**SHORT EXERCISE:** Restate the entries below verbatim.

::: DATA FOR PROCESSING :::

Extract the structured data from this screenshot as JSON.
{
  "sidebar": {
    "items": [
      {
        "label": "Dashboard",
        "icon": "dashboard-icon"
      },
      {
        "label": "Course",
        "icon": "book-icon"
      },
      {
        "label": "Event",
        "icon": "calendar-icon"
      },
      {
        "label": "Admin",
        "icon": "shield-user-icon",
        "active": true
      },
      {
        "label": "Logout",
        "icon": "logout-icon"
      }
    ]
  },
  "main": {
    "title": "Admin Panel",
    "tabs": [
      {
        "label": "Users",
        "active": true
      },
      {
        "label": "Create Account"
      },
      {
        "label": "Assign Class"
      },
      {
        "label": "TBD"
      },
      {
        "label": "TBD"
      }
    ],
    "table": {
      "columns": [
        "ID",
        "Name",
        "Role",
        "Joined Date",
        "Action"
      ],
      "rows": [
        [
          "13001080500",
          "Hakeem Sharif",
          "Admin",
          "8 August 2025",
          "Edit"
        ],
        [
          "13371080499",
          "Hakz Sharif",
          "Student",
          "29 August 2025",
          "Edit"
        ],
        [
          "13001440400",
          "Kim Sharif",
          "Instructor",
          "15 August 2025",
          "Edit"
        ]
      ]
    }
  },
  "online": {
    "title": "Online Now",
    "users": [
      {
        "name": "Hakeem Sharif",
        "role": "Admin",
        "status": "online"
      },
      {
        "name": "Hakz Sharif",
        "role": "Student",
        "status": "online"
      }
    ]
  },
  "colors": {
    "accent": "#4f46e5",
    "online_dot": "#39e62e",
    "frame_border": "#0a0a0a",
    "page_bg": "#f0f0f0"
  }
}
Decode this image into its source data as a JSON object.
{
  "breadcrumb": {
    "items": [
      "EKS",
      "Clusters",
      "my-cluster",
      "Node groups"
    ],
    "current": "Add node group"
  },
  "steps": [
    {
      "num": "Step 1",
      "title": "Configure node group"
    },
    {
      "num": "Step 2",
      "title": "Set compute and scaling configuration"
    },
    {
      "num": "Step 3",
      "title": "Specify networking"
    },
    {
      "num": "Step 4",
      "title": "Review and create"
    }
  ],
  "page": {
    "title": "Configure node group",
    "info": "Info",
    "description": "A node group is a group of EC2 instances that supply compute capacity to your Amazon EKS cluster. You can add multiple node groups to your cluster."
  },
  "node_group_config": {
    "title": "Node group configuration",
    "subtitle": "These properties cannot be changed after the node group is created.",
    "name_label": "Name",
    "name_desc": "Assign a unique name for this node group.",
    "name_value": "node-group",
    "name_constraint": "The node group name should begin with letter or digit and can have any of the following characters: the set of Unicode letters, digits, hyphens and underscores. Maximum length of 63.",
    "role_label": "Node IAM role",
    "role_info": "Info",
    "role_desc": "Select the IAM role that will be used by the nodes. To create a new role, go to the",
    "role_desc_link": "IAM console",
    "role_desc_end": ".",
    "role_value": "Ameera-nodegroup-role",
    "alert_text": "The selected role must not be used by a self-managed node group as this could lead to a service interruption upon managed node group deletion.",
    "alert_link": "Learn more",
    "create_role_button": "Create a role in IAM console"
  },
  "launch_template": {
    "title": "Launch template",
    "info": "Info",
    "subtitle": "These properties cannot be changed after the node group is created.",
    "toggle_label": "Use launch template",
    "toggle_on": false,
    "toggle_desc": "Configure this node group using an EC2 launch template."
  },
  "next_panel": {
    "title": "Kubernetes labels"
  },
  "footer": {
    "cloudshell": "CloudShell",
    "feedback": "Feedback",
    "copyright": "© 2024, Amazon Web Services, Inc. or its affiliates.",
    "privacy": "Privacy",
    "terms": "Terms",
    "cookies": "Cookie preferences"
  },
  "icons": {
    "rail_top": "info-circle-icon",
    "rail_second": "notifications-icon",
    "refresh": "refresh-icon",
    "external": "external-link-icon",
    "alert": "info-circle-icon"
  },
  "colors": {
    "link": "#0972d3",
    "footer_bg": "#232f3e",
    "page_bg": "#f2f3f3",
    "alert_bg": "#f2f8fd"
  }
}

:::

**ANSWER TO THIS TASK:**
Extract the structured data from this screenshot as JSON.
{
  "sidebar": {
    "items": [
      {
        "label": "Dashboard",
        "icon": "dashboard-icon"
      },
      {
        "label": "Course",
        "icon": "book-icon"
      },
      {
        "label": "Event",
        "icon": "calendar-icon"
      },
      {
        "label": "Admin",
        "icon": "shield-user-icon",
        "active": true
      },
      {
        "label": "Logout",
        "icon": "logout-icon"
      }
    ]
  },
  "main": {
    "title": "Admin Panel",
    "tabs": [
      {
        "label": "Users",
        "active": true
      },
      {
        "label": "Create Account"
      },
      {
        "label": "Assign Class"
      },
      {
        "label": "TBD"
      },
      {
        "label": "TBD"
      }
    ],
    "table": {
      "columns": [
        "ID",
        "Name",
        "Role",
        "Joined Date",
        "Action"
      ],
      "rows": [
        [
          "13001080500",
          "Hakeem Sharif",
          "Admin",
          "8 August 2025",
          "Edit"
        ],
        [
          "13371080499",
          "Hakz Sharif",
          "Student",
          "29 August 2025",
          "Edit"
        ],
        [
          "13001440400",
          "Kim Sharif",
          "Instructor",
          "15 August 2025",
          "Edit"
        ]
      ]
    }
  },
  "online": {
    "title": "Online Now",
    "users": [
      {
        "name": "Hakeem Sharif",
        "role": "Admin",
        "status": "online"
      },
      {
        "name": "Hakz Sharif",
        "role": "Student",
        "status": "online"
      }
    ]
  },
  "colors": {
    "accent": "#4f46e5",
    "online_dot": "#39e62e",
    "frame_border": "#0a0a0a",
    "page_bg": "#f0f0f0"
  }
}
Decode this image into its source data as a JSON object.
{
  "breadcrumb": {
    "items": [
      "EKS",
      "Clusters",
      "my-cluster",
      "Node groups"
    ],
    "current": "Add node group"
  },
  "steps": [
    {
      "num": "Step 1",
      "title": "Configure node group"
    },
    {
      "num": "Step 2",
      "title": "Set compute and scaling configuration"
    },
    {
      "num": "Step 3",
      "title": "Specify networking"
    },
    {
      "num": "Step 4",
      "title": "Review and create"
    }
  ],
  "page": {
    "title": "Configure node group",
    "info": "Info",
    "description": "A node group is a group of EC2 instances that supply compute capacity to your Amazon EKS cluster. You can add multiple node groups to your cluster."
  },
  "node_group_config": {
    "title": "Node group configuration",
    "subtitle": "These properties cannot be changed after the node group is created.",
    "name_label": "Name",
    "name_desc": "Assign a unique name for this node group.",
    "name_value": "node-group",
    "name_constraint": "The node group name should begin with letter or digit and can have any of the following characters: the set of Unicode letters, digits, hyphens and underscores. Maximum length of 63.",
    "role_label": "Node IAM role",
    "role_info": "Info",
    "role_desc": "Select the IAM role that will be used by the nodes. To create a new role, go to the",
    "role_desc_link": "IAM console",
    "role_desc_end": ".",
    "role_value": "Ameera-nodegroup-role",
    "alert_text": "The selected role must not be used by a self-managed node group as this could lead to a service interruption upon managed node group deletion.",
    "alert_link": "Learn more",
    "create_role_button": "Create a role in IAM console"
  },
  "launch_template": {
    "title": "Launch template",
    "info": "Info",
    "subtitle": "These properties cannot be changed after the node group is created.",
    "toggle_label": "Use launch template",
    "toggle_on": false,
    "toggle_desc": "Configure this node group using an EC2 launch template."
  },
  "next_panel": {
    "title": "Kubernetes labels"
  },
  "footer": {
    "cloudshell": "CloudShell",
    "feedback": "Feedback",
    "copyright": "© 2024, Amazon Web Services, Inc. or its affiliates.",
    "privacy": "Privacy",
    "terms": "Terms",
    "cookies": "Cookie preferences"
  },
  "icons": {
    "rail_top": "info-circle-icon",
    "rail_second": "notifications-icon",
    "refresh": "refresh-icon",
    "external": "external-link-icon",
    "alert": "info-circle-icon"
  },
  "colors": {
    "link": "#0972d3",
    "footer_bg": "#232f3e",
    "page_bg": "#f2f3f3",
    "alert_bg": "#f2f8fd"
  }
}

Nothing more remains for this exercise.